To do ▸ Reproduce the self-hosting guide word for word from "This guide walks" to "comfortable starting point.".

Text block ▸

Self-hosting with Docker
Wazzly is yours to run. No monthly seat fees, no vendor lock-in — pay once, host it on your own box, and keep replying forever.
This guide walks you through a Docker-based deployment. The commands below are illustrative placeholders — swap in your own values, image tags, and paths before running anything in production.
What you’ll need
Before you start, make sure you have:
- A Linux VPS — any modern distro (Ubuntu 22.04+ or Debian 12+ works well). 2 vCPU and 2 GB of RAM is a comfortable starting point.
- Docker + Docker Compose — the engine plus the
composeplugin, recent versions. - A domain — something like
crm.yourcompany.com, with DNS you can point at the server. - A Postgres database — either the bundled container from the compose file, or a managed Postgres you already trust.
Under the hood, Wazzly is a FastAPI backend (the API, webhooks, and worker) talking to a Next.js frontend (the inbox and admin UI). Docker Compose wires them together with Postgres.
1. Clone the source
You own the source, so grab it and check out the version you want to run.
# Placeholder — use your own repo URL / release tag
git clone https://github.com/your-org/wazzly.git
cd wazzly
git checkout v1.0.0
2. Configure your .env
Copy the example file and fill in your own secrets. At minimum you’ll set the database URL, your Meta WhatsApp API tokens, and the app secret used to sign sessions.

Recorded data ▸
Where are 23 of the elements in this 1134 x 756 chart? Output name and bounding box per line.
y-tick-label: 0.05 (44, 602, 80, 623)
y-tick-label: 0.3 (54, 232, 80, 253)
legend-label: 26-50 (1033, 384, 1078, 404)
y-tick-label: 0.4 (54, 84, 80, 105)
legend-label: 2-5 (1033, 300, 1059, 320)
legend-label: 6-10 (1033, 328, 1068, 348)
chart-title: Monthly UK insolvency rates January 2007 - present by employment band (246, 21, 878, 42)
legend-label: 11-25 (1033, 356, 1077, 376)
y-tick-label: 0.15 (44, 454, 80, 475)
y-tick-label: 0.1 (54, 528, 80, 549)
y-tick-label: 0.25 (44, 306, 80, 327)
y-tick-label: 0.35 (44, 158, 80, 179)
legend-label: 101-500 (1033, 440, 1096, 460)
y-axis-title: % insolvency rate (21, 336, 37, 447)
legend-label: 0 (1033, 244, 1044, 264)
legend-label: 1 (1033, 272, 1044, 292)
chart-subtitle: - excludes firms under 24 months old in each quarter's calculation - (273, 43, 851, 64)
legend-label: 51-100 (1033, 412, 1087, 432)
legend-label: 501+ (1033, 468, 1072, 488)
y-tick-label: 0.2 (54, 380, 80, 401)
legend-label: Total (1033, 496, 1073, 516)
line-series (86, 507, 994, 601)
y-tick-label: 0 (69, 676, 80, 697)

Problem solution ▸
This guide walks you through a Docker-based deployment. The commands below are illustrative placeholders — swap in your own values, image tags, and paths before running anything in production.
What you’ll need
Before you start, make sure you have:
- A Linux VPS — any modern distro (Ubuntu 22.04+ or Debian 12+ works well). 2 vCPU and 2 GB of RAM is a comfortable starting point.